Entries from a dataset
────────

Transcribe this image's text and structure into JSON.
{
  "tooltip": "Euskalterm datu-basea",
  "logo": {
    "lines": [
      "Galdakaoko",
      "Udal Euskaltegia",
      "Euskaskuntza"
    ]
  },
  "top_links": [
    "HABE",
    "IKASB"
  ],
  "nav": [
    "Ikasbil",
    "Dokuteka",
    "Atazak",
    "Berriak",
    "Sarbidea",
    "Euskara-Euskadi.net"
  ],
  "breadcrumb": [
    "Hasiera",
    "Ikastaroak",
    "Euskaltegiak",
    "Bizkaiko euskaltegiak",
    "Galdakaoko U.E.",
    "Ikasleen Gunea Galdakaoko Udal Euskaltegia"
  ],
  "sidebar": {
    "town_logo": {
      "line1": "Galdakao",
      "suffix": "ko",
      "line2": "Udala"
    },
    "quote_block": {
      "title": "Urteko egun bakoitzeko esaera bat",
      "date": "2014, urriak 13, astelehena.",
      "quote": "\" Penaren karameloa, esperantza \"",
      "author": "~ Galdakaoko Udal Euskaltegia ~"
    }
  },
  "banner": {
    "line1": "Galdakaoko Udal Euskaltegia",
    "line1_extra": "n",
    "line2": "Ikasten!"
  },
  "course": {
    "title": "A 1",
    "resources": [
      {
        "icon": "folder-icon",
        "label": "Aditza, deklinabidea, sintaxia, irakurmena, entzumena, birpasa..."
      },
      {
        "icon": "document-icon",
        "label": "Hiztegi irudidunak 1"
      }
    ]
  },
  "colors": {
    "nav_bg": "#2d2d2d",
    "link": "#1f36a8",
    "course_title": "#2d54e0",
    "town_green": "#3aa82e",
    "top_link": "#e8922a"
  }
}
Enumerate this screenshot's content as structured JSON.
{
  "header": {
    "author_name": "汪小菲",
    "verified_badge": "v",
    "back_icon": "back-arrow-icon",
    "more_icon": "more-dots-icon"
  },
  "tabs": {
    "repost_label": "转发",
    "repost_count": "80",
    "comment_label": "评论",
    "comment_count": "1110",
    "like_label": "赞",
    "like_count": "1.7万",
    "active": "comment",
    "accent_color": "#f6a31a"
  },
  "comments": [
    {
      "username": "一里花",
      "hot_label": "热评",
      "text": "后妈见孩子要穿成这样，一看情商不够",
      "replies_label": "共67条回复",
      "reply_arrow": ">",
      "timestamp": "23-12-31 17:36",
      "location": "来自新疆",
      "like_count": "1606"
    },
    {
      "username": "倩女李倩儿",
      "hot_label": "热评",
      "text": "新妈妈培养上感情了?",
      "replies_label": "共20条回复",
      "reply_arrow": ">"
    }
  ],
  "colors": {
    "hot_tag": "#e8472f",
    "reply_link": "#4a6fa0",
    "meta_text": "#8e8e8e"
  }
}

────────

### WHAT YOU WILL DO
Copy out every line from the material above in which the word "JSON" appears.

### SOLUTION TO THE EXERCISE
Transcribe this image's text and structure into JSON.
Enumerate this screenshot's content as structured JSON.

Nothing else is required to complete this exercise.